--- start EXERCISE INPUTS ---

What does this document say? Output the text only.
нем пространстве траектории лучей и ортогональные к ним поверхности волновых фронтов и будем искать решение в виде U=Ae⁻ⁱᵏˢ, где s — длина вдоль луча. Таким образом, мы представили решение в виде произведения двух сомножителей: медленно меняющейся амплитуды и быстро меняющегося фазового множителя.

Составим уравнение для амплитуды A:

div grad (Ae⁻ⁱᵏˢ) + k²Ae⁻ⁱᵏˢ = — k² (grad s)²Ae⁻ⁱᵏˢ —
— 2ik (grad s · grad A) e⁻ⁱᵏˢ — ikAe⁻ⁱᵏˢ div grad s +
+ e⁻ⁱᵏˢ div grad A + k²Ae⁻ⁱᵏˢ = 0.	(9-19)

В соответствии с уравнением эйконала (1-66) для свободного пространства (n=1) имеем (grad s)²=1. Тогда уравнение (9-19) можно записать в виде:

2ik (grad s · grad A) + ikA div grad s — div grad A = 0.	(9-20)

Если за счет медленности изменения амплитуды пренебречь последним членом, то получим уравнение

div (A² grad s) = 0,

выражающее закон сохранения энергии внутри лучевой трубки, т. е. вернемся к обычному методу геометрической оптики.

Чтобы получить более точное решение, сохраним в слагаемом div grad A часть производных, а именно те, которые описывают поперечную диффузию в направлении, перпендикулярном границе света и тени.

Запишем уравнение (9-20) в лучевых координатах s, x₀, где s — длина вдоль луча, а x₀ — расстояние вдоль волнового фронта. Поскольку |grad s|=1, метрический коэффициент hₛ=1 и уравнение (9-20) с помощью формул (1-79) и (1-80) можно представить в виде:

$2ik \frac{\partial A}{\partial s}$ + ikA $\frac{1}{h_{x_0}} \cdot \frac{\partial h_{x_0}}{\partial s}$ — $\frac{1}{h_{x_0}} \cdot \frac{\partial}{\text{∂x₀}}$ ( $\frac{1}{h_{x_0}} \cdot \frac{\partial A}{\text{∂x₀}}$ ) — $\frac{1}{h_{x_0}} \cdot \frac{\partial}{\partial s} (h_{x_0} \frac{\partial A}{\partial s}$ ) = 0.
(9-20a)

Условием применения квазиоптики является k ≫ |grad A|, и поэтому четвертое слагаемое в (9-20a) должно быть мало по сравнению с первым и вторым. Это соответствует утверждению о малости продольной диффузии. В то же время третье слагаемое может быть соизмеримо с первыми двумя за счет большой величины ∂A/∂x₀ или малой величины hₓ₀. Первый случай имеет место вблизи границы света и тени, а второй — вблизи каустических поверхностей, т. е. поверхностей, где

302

--- end EXERCISE INPUTS ---

**GOAL**
Reproduce all of the material above word for word.

**WRITTEN REPLY**
What does this document say? Output the text only.
нем пространстве траектории лучей и ортогональные к ним поверхности волновых фронтов и будем искать решение в виде U=Ae⁻ⁱᵏˢ, где s — длина вдоль луча. Таким образом, мы представили решение в виде произведения двух сомножителей: медленно меняющейся амплитуды и быстро меняющегося фазового множителя.

Составим уравнение для амплитуды A:

div grad (Ae⁻ⁱᵏˢ) + k²Ae⁻ⁱᵏˢ = — k² (grad s)²Ae⁻ⁱᵏˢ —
— 2ik (grad s · grad A) e⁻ⁱᵏˢ — ikAe⁻ⁱᵏˢ div grad s +
+ e⁻ⁱᵏˢ div grad A + k²Ae⁻ⁱᵏˢ = 0.	(9-19)

В соответствии с уравнением эйконала (1-66) для свободного пространства (n=1) имеем (grad s)²=1. Тогда уравнение (9-19) можно записать в виде:

2ik (grad s · grad A) + ikA div grad s — div grad A = 0.	(9-20)

Если за счет медленности изменения амплитуды пренебречь последним членом, то получим уравнение

div (A² grad s) = 0,

выражающее закон сохранения энергии внутри лучевой трубки, т. е. вернемся к обычному методу геометрической оптики.

Чтобы получить более точное решение, сохраним в слагаемом div grad A часть производных, а именно те, которые описывают поперечную диффузию в направлении, перпендикулярном границе света и тени.

Запишем уравнение (9-20) в лучевых координатах s, x₀, где s — длина вдоль луча, а x₀ — расстояние вдоль волнового фронта. Поскольку |grad s|=1, метрический коэффициент hₛ=1 и уравнение (9-20) с помощью формул (1-79) и (1-80) можно представить в виде:

$2ik \frac{\partial A}{\partial s}$ + ikA $\frac{1}{h_{x_0}} \cdot \frac{\partial h_{x_0}}{\partial s}$ — $\frac{1}{h_{x_0}} \cdot \frac{\partial}{\text{∂x₀}}$ ( $\frac{1}{h_{x_0}} \cdot \frac{\partial A}{\text{∂x₀}}$ ) — $\frac{1}{h_{x_0}} \cdot \frac{\partial}{\partial s} (h_{x_0} \frac{\partial A}{\partial s}$ ) = 0.
(9-20a)

Условием применения квазиоптики является k ≫ |grad A|, и поэтому четвертое слагаемое в (9-20a) должно быть мало по сравнению с первым и вторым. Это соответствует утверждению о малости продольной диффузии. В то же время третье слагаемое может быть соизмеримо с первыми двумя за счет большой величины ∂A/∂x₀ или малой величины hₓ₀. Первый случай имеет место вблизи границы света и тени, а второй — вблизи каустических поверхностей, т. е. поверхностей, где

302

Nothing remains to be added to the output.